Goal => Copy every record below, exactly as written.

Extracted data entries:
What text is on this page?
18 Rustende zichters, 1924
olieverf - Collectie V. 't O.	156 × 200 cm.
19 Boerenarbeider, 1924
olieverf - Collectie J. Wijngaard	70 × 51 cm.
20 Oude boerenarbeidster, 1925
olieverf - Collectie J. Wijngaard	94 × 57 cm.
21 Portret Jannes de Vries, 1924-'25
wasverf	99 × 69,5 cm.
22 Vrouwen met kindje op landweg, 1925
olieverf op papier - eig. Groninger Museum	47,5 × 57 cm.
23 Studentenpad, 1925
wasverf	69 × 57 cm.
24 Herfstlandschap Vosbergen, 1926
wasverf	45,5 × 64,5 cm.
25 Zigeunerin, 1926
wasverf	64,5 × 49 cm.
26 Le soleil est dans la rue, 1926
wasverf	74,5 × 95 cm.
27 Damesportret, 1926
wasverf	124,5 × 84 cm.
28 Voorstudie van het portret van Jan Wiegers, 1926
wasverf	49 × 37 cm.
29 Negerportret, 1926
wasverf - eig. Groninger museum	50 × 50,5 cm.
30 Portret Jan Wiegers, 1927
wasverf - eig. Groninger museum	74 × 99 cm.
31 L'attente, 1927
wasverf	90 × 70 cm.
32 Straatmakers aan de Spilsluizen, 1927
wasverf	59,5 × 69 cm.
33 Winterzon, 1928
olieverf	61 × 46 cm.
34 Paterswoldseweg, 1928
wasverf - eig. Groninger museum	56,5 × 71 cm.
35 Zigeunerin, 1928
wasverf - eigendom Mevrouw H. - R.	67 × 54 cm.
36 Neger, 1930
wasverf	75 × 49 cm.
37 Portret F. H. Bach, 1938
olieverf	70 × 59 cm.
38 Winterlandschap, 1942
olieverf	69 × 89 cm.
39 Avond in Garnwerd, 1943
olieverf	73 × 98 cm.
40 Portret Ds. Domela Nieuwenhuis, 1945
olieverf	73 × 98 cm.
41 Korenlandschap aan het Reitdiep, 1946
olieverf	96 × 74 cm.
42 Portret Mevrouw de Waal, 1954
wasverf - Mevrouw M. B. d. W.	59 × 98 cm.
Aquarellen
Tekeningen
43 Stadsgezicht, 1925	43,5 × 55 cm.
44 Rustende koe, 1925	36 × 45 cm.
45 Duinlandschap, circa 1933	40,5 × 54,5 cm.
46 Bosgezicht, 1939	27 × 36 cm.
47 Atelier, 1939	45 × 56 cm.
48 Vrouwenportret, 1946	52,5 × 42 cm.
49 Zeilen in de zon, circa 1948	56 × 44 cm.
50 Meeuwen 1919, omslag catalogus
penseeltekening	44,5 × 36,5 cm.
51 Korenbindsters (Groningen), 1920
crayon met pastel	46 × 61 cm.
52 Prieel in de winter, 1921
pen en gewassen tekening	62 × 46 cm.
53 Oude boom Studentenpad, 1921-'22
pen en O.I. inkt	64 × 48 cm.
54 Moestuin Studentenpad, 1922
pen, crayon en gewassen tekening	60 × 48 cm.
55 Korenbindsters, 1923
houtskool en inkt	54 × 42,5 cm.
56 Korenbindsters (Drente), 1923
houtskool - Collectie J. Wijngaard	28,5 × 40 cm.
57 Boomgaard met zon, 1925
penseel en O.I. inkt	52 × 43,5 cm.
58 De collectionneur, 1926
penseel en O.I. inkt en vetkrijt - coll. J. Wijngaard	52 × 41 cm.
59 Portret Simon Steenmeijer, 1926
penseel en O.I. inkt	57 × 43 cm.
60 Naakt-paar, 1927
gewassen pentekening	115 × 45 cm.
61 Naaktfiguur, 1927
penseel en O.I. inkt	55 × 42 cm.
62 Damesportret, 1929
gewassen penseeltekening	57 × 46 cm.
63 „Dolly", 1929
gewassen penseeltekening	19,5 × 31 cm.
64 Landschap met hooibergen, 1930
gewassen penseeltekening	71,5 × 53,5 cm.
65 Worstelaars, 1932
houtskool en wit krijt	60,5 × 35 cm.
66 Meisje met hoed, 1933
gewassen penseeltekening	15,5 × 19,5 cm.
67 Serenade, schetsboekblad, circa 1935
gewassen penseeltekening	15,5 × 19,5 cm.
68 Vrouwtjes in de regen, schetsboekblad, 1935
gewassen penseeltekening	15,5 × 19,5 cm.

Result =>
What text is on this page?
18 Rustende zichters, 1924
olieverf - Collectie V. 't O.	156 × 200 cm.
19 Boerenarbeider, 1924
olieverf - Collectie J. Wijngaard	70 × 51 cm.
20 Oude boerenarbeidster, 1925
olieverf - Collectie J. Wijngaard	94 × 57 cm.
21 Portret Jannes de Vries, 1924-'25
wasverf	99 × 69,5 cm.
22 Vrouwen met kindje op landweg, 1925
olieverf op papier - eig. Groninger Museum	47,5 × 57 cm.
23 Studentenpad, 1925
wasverf	69 × 57 cm.
24 Herfstlandschap Vosbergen, 1926
wasverf	45,5 × 64,5 cm.
25 Zigeunerin, 1926
wasverf	64,5 × 49 cm.
26 Le soleil est dans la rue, 1926
wasverf	74,5 × 95 cm.
27 Damesportret, 1926
wasverf	124,5 × 84 cm.
28 Voorstudie van het portret van Jan Wiegers, 1926
wasverf	49 × 37 cm.
29 Negerportret, 1926
wasverf - eig. Groninger museum	50 × 50,5 cm.
30 Portret Jan Wiegers, 1927
wasverf - eig. Groninger museum	74 × 99 cm.
31 L'attente, 1927
wasverf	90 × 70 cm.
32 Straatmakers aan de Spilsluizen, 1927
wasverf	59,5 × 69 cm.
33 Winterzon, 1928
olieverf	61 × 46 cm.
34 Paterswoldseweg, 1928
wasverf - eig. Groninger museum	56,5 × 71 cm.
35 Zigeunerin, 1928
wasverf - eigendom Mevrouw H. - R.	67 × 54 cm.
36 Neger, 1930
wasverf	75 × 49 cm.
37 Portret F. H. Bach, 1938
olieverf	70 × 59 cm.
38 Winterlandschap, 1942
olieverf	69 × 89 cm.
39 Avond in Garnwerd, 1943
olieverf	73 × 98 cm.
40 Portret Ds. Domela Nieuwenhuis, 1945
olieverf	73 × 98 cm.
41 Korenlandschap aan het Reitdiep, 1946
olieverf	96 × 74 cm.
42 Portret Mevrouw de Waal, 1954
wasverf - Mevrouw M. B. d. W.	59 × 98 cm.
Aquarellen
Tekeningen
43 Stadsgezicht, 1925	43,5 × 55 cm.
44 Rustende koe, 1925	36 × 45 cm.
45 Duinlandschap, circa 1933	40,5 × 54,5 cm.
46 Bosgezicht, 1939	27 × 36 cm.
47 Atelier, 1939	45 × 56 cm.
48 Vrouwenportret, 1946	52,5 × 42 cm.
49 Zeilen in de zon, circa 1948	56 × 44 cm.
50 Meeuwen 1919, omslag catalogus
penseeltekening	44,5 × 36,5 cm.
51 Korenbindsters (Groningen), 1920
crayon met pastel	46 × 61 cm.
52 Prieel in de winter, 1921
pen en gewassen tekening	62 × 46 cm.
53 Oude boom Studentenpad, 1921-'22
pen en O.I. inkt	64 × 48 cm.
54 Moestuin Studentenpad, 1922
pen, crayon en gewassen tekening	60 × 48 cm.
55 Korenbindsters, 1923
houtskool en inkt	54 × 42,5 cm.
56 Korenbindsters (Drente), 1923
houtskool - Collectie J. Wijngaard	28,5 × 40 cm.
57 Boomgaard met zon, 1925
penseel en O.I. inkt	52 × 43,5 cm.
58 De collectionneur, 1926
penseel en O.I. inkt en vetkrijt - coll. J. Wijngaard	52 × 41 cm.
59 Portret Simon Steenmeijer, 1926
penseel en O.I. inkt	57 × 43 cm.
60 Naakt-paar, 1927
gewassen pentekening	115 × 45 cm.
61 Naaktfiguur, 1927
penseel en O.I. inkt	55 × 42 cm.
62 Damesportret, 1929
gewassen penseeltekening	57 × 46 cm.
63 „Dolly", 1929
gewassen penseeltekening	19,5 × 31 cm.
64 Landschap met hooibergen, 1930
gewassen penseeltekening	71,5 × 53,5 cm.
65 Worstelaars, 1932
houtskool en wit krijt	60,5 × 35 cm.
66 Meisje met hoed, 1933
gewassen penseeltekening	15,5 × 19,5 cm.
67 Serenade, schetsboekblad, circa 1935
gewassen penseeltekening	15,5 × 19,5 cm.
68 Vrouwtjes in de regen, schetsboekblad, 1935
gewassen penseeltekening	15,5 × 19,5 cm.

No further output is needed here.